### Goal
Images are excluded; otherwise, output every record exactly.

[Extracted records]
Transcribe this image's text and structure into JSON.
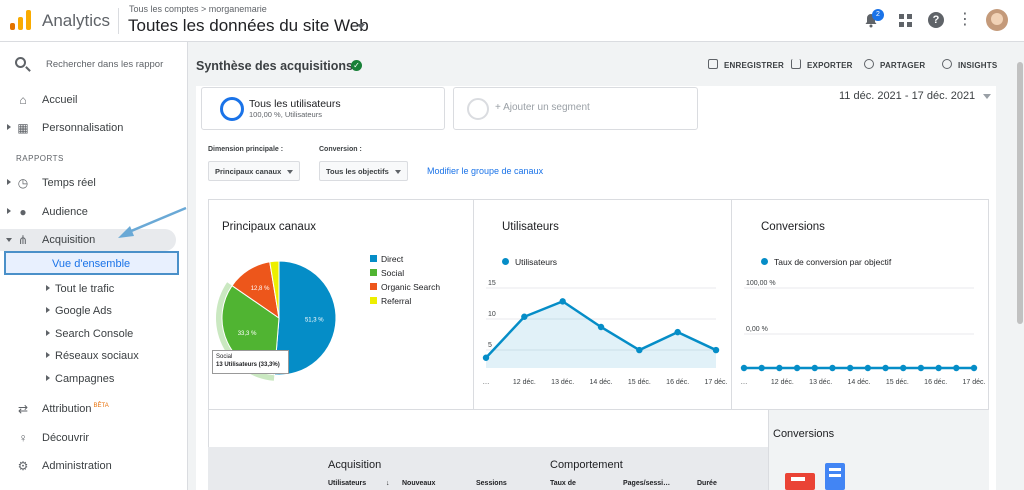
{
  "topbar": {
    "app_name": "Analytics",
    "breadcrumb": "Tous les comptes > morganemarie",
    "property": "Toutes les données du site Web",
    "notifications_count": "2"
  },
  "sidebar": {
    "search_placeholder": "Rechercher dans les rappor",
    "items": [
      {
        "label": "Accueil",
        "icon": "home-icon"
      },
      {
        "label": "Personnalisation",
        "icon": "dashboard-icon"
      }
    ],
    "section_label": "RAPPORTS",
    "reports": [
      {
        "label": "Temps réel",
        "icon": "clock-icon"
      },
      {
        "label": "Audience",
        "icon": "person-icon"
      },
      {
        "label": "Acquisition",
        "icon": "acquisition-icon"
      }
    ],
    "selected": "Vue d'ensemble",
    "subitems": [
      "Tout le trafic",
      "Google Ads",
      "Search Console",
      "Réseaux sociaux",
      "Campagnes"
    ],
    "bottom": [
      {
        "label": "Attribution",
        "badge": "BÊTA",
        "icon": "attribution-icon"
      },
      {
        "label": "Découvrir",
        "icon": "lightbulb-icon"
      },
      {
        "label": "Administration",
        "icon": "gear-icon"
      }
    ]
  },
  "header": {
    "title": "Synthèse des acquisitions",
    "actions": [
      "ENREGISTRER",
      "EXPORTER",
      "PARTAGER",
      "INSIGHTS"
    ]
  },
  "segments": {
    "primary_title": "Tous les utilisateurs",
    "primary_sub": "100,00 %, Utilisateurs",
    "add_label": "+ Ajouter un segment"
  },
  "date_range": "11 déc. 2021 - 17 déc. 2021",
  "filters": {
    "dimension_label": "Dimension principale :",
    "dimension_value": "Principaux canaux",
    "conversion_label": "Conversion :",
    "conversion_value": "Tous les objectifs",
    "modify_link": "Modifier le groupe de canaux"
  },
  "cards": {
    "channels_title": "Principaux canaux",
    "users_title": "Utilisateurs",
    "conversions_title": "Conversions",
    "users_series": "Utilisateurs",
    "conversions_series": "Taux de conversion par objectif",
    "tooltip_line1": "Social",
    "tooltip_line2": "13 Utilisateurs (33,3%)"
  },
  "colors": {
    "direct": "#058dc7",
    "social": "#50b432",
    "organic": "#ed561b",
    "referral": "#edef00",
    "accent": "#1a73e8"
  },
  "chart_data": [
    {
      "type": "pie",
      "title": "Principaux canaux",
      "categories": [
        "Direct",
        "Social",
        "Organic Search",
        "Referral"
      ],
      "values": [
        51.3,
        33.3,
        12.8,
        2.6
      ],
      "labels": [
        "51,3 %",
        "33,3 %",
        "12,8 %",
        ""
      ]
    },
    {
      "type": "area",
      "title": "Utilisateurs",
      "x": [
        "11 déc.",
        "12 déc.",
        "13 déc.",
        "14 déc.",
        "15 déc.",
        "16 déc.",
        "17 déc."
      ],
      "x_tick_labels": [
        "…",
        "12 déc.",
        "13 déc.",
        "14 déc.",
        "15 déc.",
        "16 déc.",
        "17 déc."
      ],
      "series": [
        {
          "name": "Utilisateurs",
          "values": [
            2,
            10,
            13,
            8,
            3.5,
            7,
            3.5
          ]
        }
      ],
      "y_ticks": [
        "15",
        "10",
        "5"
      ],
      "ylim": [
        0,
        16
      ]
    },
    {
      "type": "line",
      "title": "Conversions",
      "x": [
        "11 déc.",
        "12 déc.",
        "13 déc.",
        "14 déc.",
        "15 déc.",
        "16 déc.",
        "17 déc."
      ],
      "x_tick_labels": [
        "…",
        "12 déc.",
        "13 déc.",
        "14 déc.",
        "15 déc.",
        "16 déc.",
        "17 déc."
      ],
      "series": [
        {
          "name": "Taux de conversion par objectif",
          "values": [
            0,
            0,
            0,
            0,
            0,
            0,
            0,
            0,
            0,
            0,
            0,
            0,
            0,
            0
          ]
        }
      ],
      "y_ticks": [
        "100,00 %",
        "0,00 %"
      ],
      "ylim": [
        0,
        100
      ]
    }
  ],
  "table": {
    "group1": "Acquisition",
    "group2": "Comportement",
    "columns": [
      "Utilisateurs",
      "Nouveaux",
      "Sessions",
      "Taux de",
      "Pages/sessi…",
      "Durée"
    ]
  },
  "conversions_box": {
    "title": "Conversions"
  }
}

### Solved problem
Transcribe this image's text and structure into JSON.
{
  "topbar": {
    "app_name": "Analytics",
    "breadcrumb": "Tous les comptes > morganemarie",
    "property": "Toutes les données du site Web",
    "notifications_count": "2"
  },
  "sidebar": {
    "search_placeholder": "Rechercher dans les rappor",
    "items": [
      {
        "label": "Accueil",
        "icon": "home-icon"
      },
      {
        "label": "Personnalisation",
        "icon": "dashboard-icon"
      }
    ],
    "section_label": "RAPPORTS",
    "reports": [
      {
        "label": "Temps réel",
        "icon": "clock-icon"
      },
      {
        "label": "Audience",
        "icon": "person-icon"
      },
      {
        "label": "Acquisition",
        "icon": "acquisition-icon"
      }
    ],
    "selected": "Vue d'ensemble",
    "subitems": [
      "Tout le trafic",
      "Google Ads",
      "Search Console",
      "Réseaux sociaux",
      "Campagnes"
    ],
    "bottom": [
      {
        "label": "Attribution",
        "badge": "BÊTA",
        "icon": "attribution-icon"
      },
      {
        "label": "Découvrir",
        "icon": "lightbulb-icon"
      },
      {
        "label": "Administration",
        "icon": "gear-icon"
      }
    ]
  },
  "header": {
    "title": "Synthèse des acquisitions",
    "actions": [
      "ENREGISTRER",
      "EXPORTER",
      "PARTAGER",
      "INSIGHTS"
    ]
  },
  "segments": {
    "primary_title": "Tous les utilisateurs",
    "primary_sub": "100,00 %, Utilisateurs",
    "add_label": "+ Ajouter un segment"
  },
  "date_range": "11 déc. 2021 - 17 déc. 2021",
  "filters": {
    "dimension_label": "Dimension principale :",
    "dimension_value": "Principaux canaux",
    "conversion_label": "Conversion :",
    "conversion_value": "Tous les objectifs",
    "modify_link": "Modifier le groupe de canaux"
  },
  "cards": {
    "channels_title": "Principaux canaux",
    "users_title": "Utilisateurs",
    "conversions_title": "Conversions",
    "users_series": "Utilisateurs",
    "conversions_series": "Taux de conversion par objectif",
    "tooltip_line1": "Social",
    "tooltip_line2": "13 Utilisateurs (33,3%)"
  },
  "colors": {
    "direct": "#058dc7",
    "social": "#50b432",
    "organic": "#ed561b",
    "referral": "#edef00",
    "accent": "#1a73e8"
  },
  "chart_data": [
    {
      "type": "pie",
      "title": "Principaux canaux",
      "categories": [
        "Direct",
        "Social",
        "Organic Search",
        "Referral"
      ],
      "values": [
        51.3,
        33.3,
        12.8,
        2.6
      ],
      "labels": [
        "51,3 %",
        "33,3 %",
        "12,8 %",
        ""
      ]
    },
    {
      "type": "area",
      "title": "Utilisateurs",
      "x": [
        "11 déc.",
        "12 déc.",
        "13 déc.",
        "14 déc.",
        "15 déc.",
        "16 déc.",
        "17 déc."
      ],
      "x_tick_labels": [
        "…",
        "12 déc.",
        "13 déc.",
        "14 déc.",
        "15 déc.",
        "16 déc.",
        "17 déc."
      ],
      "series": [
        {
          "name": "Utilisateurs",
          "values": [
            2,
            10,
            13,
            8,
            3.5,
            7,
            3.5
          ]
        }
      ],
      "y_ticks": [
        "15",
        "10",
        "5"
      ],
      "ylim": [
        0,
        16
      ]
    },
    {
      "type": "line",
      "title": "Conversions",
      "x": [
        "11 déc.",
        "12 déc.",
        "13 déc.",
        "14 déc.",
        "15 déc.",
        "16 déc.",
        "17 déc."
      ],
      "x_tick_labels": [
        "…",
        "12 déc.",
        "13 déc.",
        "14 déc.",
        "15 déc.",
        "16 déc.",
        "17 déc."
      ],
      "series": [
        {
          "name": "Taux de conversion par objectif",
          "values": [
            0,
            0,
            0,
            0,
            0,
            0,
            0,
            0,
            0,
            0,
            0,
            0,
            0,
            0
          ]
        }
      ],
      "y_ticks": [
        "100,00 %",
        "0,00 %"
      ],
      "ylim": [
        0,
        100
      ]
    }
  ],
  "table": {
    "group1": "Acquisition",
    "group2": "Comportement",
    "columns": [
      "Utilisateurs",
      "Nouveaux",
      "Sessions",
      "Taux de",
      "Pages/sessi…",
      "Durée"
    ]
  },
  "conversions_box": {
    "title": "Conversions"
  }
}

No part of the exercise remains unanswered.